** SOURCE MATERIAL **
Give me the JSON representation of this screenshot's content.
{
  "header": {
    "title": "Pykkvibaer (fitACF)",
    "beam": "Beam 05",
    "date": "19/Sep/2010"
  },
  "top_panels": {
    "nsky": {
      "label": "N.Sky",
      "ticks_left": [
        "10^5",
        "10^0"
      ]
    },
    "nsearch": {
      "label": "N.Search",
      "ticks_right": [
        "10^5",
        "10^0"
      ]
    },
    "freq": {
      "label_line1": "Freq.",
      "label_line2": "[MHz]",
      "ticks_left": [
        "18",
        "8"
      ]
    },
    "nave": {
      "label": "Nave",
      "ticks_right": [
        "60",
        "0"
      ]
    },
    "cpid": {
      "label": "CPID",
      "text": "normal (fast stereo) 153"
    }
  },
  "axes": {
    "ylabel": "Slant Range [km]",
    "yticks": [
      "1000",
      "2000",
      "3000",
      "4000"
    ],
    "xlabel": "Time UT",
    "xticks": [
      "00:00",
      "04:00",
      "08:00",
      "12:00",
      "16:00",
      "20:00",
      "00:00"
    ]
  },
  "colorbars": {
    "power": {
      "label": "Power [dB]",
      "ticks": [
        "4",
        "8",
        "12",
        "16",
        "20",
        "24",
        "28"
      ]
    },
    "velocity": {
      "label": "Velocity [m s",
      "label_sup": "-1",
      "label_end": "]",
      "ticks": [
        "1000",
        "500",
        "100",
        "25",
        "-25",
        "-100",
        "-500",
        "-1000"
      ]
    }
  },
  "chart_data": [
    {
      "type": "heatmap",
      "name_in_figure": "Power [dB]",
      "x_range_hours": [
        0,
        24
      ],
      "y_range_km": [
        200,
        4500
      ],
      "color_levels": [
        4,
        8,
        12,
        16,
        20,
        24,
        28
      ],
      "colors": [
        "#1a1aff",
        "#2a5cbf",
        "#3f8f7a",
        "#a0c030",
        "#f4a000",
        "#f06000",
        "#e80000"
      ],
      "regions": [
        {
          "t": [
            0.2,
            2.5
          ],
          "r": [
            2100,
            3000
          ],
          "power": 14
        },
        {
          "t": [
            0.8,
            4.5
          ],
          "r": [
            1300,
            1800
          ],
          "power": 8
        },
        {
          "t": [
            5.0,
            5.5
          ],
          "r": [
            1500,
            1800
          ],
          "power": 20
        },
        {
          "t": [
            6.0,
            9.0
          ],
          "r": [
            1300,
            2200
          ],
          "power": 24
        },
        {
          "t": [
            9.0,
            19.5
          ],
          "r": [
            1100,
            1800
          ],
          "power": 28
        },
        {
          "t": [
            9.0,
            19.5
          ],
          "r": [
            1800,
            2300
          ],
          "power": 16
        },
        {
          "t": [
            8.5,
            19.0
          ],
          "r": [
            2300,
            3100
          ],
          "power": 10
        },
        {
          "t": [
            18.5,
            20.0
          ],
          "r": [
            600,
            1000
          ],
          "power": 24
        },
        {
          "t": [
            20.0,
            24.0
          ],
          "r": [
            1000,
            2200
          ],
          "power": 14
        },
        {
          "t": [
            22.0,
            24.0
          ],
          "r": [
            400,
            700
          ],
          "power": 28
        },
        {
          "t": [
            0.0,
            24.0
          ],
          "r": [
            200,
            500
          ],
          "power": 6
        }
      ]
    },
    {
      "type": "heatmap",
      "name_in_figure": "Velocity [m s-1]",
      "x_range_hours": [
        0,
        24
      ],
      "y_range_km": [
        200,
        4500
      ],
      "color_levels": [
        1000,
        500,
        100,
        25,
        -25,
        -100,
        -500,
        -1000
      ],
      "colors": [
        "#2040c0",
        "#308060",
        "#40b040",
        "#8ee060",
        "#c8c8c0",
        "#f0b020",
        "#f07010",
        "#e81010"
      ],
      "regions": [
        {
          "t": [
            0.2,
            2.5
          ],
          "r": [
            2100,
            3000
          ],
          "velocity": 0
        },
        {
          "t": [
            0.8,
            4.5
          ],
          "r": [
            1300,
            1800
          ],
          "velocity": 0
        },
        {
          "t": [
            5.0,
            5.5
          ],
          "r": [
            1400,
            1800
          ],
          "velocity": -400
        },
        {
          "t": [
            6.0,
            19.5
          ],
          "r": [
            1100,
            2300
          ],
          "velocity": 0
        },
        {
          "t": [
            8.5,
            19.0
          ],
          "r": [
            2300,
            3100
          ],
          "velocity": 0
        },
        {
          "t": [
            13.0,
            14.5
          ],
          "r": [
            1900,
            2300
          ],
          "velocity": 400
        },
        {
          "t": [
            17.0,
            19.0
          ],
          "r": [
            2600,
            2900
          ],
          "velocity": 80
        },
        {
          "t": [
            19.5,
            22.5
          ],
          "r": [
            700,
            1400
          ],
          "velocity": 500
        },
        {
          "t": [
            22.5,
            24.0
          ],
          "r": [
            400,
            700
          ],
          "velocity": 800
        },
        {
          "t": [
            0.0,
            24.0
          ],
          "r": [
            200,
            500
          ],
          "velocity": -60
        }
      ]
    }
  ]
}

** TASK REQUIREMENTS **
Would you restate each of the entries word for word?

** RESPONSE BELOW **
Give me the JSON representation of this screenshot's content.
{
  "header": {
    "title": "Pykkvibaer (fitACF)",
    "beam": "Beam 05",
    "date": "19/Sep/2010"
  },
  "top_panels": {
    "nsky": {
      "label": "N.Sky",
      "ticks_left": [
        "10^5",
        "10^0"
      ]
    },
    "nsearch": {
      "label": "N.Search",
      "ticks_right": [
        "10^5",
        "10^0"
      ]
    },
    "freq": {
      "label_line1": "Freq.",
      "label_line2": "[MHz]",
      "ticks_left": [
        "18",
        "8"
      ]
    },
    "nave": {
      "label": "Nave",
      "ticks_right": [
        "60",
        "0"
      ]
    },
    "cpid": {
      "label": "CPID",
      "text": "normal (fast stereo) 153"
    }
  },
  "axes": {
    "ylabel": "Slant Range [km]",
    "yticks": [
      "1000",
      "2000",
      "3000",
      "4000"
    ],
    "xlabel": "Time UT",
    "xticks": [
      "00:00",
      "04:00",
      "08:00",
      "12:00",
      "16:00",
      "20:00",
      "00:00"
    ]
  },
  "colorbars": {
    "power": {
      "label": "Power [dB]",
      "ticks": [
        "4",
        "8",
        "12",
        "16",
        "20",
        "24",
        "28"
      ]
    },
    "velocity": {
      "label": "Velocity [m s",
      "label_sup": "-1",
      "label_end": "]",
      "ticks": [
        "1000",
        "500",
        "100",
        "25",
        "-25",
        "-100",
        "-500",
        "-1000"
      ]
    }
  },
  "chart_data": [
    {
      "type": "heatmap",
      "name_in_figure": "Power [dB]",
      "x_range_hours": [
        0,
        24
      ],
      "y_range_km": [
        200,
        4500
      ],
      "color_levels": [
        4,
        8,
        12,
        16,
        20,
        24,
        28
      ],
      "colors": [
        "#1a1aff",
        "#2a5cbf",
        "#3f8f7a",
        "#a0c030",
        "#f4a000",
        "#f06000",
        "#e80000"
      ],
      "regions": [
        {
          "t": [
            0.2,
            2.5
          ],
          "r": [
            2100,
            3000
          ],
          "power": 14
        },
        {
          "t": [
            0.8,
            4.5
          ],
          "r": [
            1300,
            1800
          ],
          "power": 8
        },
        {
          "t": [
            5.0,
            5.5
          ],
          "r": [
            1500,
            1800
          ],
          "power": 20
        },
        {
          "t": [
            6.0,
            9.0
          ],
          "r": [
            1300,
            2200
          ],
          "power": 24
        },
        {
          "t": [
            9.0,
            19.5
          ],
          "r": [
            1100,
            1800
          ],
          "power": 28
        },
        {
          "t": [
            9.0,
            19.5
          ],
          "r": [
            1800,
            2300
          ],
          "power": 16
        },
        {
          "t": [
            8.5,
            19.0
          ],
          "r": [
            2300,
            3100
          ],
          "power": 10
        },
        {
          "t": [
            18.5,
            20.0
          ],
          "r": [
            600,
            1000
          ],
          "power": 24
        },
        {
          "t": [
            20.0,
            24.0
          ],
          "r": [
            1000,
            2200
          ],
          "power": 14
        },
        {
          "t": [
            22.0,
            24.0
          ],
          "r": [
            400,
            700
          ],
          "power": 28
        },
        {
          "t": [
            0.0,
            24.0
          ],
          "r": [
            200,
            500
          ],
          "power": 6
        }
      ]
    },
    {
      "type": "heatmap",
      "name_in_figure": "Velocity [m s-1]",
      "x_range_hours": [
        0,
        24
      ],
      "y_range_km": [
        200,
        4500
      ],
      "color_levels": [
        1000,
        500,
        100,
        25,
        -25,
        -100,
        -500,
        -1000
      ],
      "colors": [
        "#2040c0",
        "#308060",
        "#40b040",
        "#8ee060",
        "#c8c8c0",
        "#f0b020",
        "#f07010",
        "#e81010"
      ],
      "regions": [
        {
          "t": [
            0.2,
            2.5
          ],
          "r": [
            2100,
            3000
          ],
          "velocity": 0
        },
        {
          "t": [
            0.8,
            4.5
          ],
          "r": [
            1300,
            1800
          ],
          "velocity": 0
        },
        {
          "t": [
            5.0,
            5.5
          ],
          "r": [
            1400,
            1800
          ],
          "velocity": -400
        },
        {
          "t": [
            6.0,
            19.5
          ],
          "r": [
            1100,
            2300
          ],
          "velocity": 0
        },
        {
          "t": [
            8.5,
            19.0
          ],
          "r": [
            2300,
            3100
          ],
          "velocity": 0
        },
        {
          "t": [
            13.0,
            14.5
          ],
          "r": [
            1900,
            2300
          ],
          "velocity": 400
        },
        {
          "t": [
            17.0,
            19.0
          ],
          "r": [
            2600,
            2900
          ],
          "velocity": 80
        },
        {
          "t": [
            19.5,
            22.5
          ],
          "r": [
            700,
            1400
          ],
          "velocity": 500
        },
        {
          "t": [
            22.5,
            24.0
          ],
          "r": [
            400,
            700
          ],
          "velocity": 800
        },
        {
          "t": [
            0.0,
            24.0
          ],
          "r": [
            200,
            500
          ],
          "velocity": -60
        }
      ]
    }
  ]
}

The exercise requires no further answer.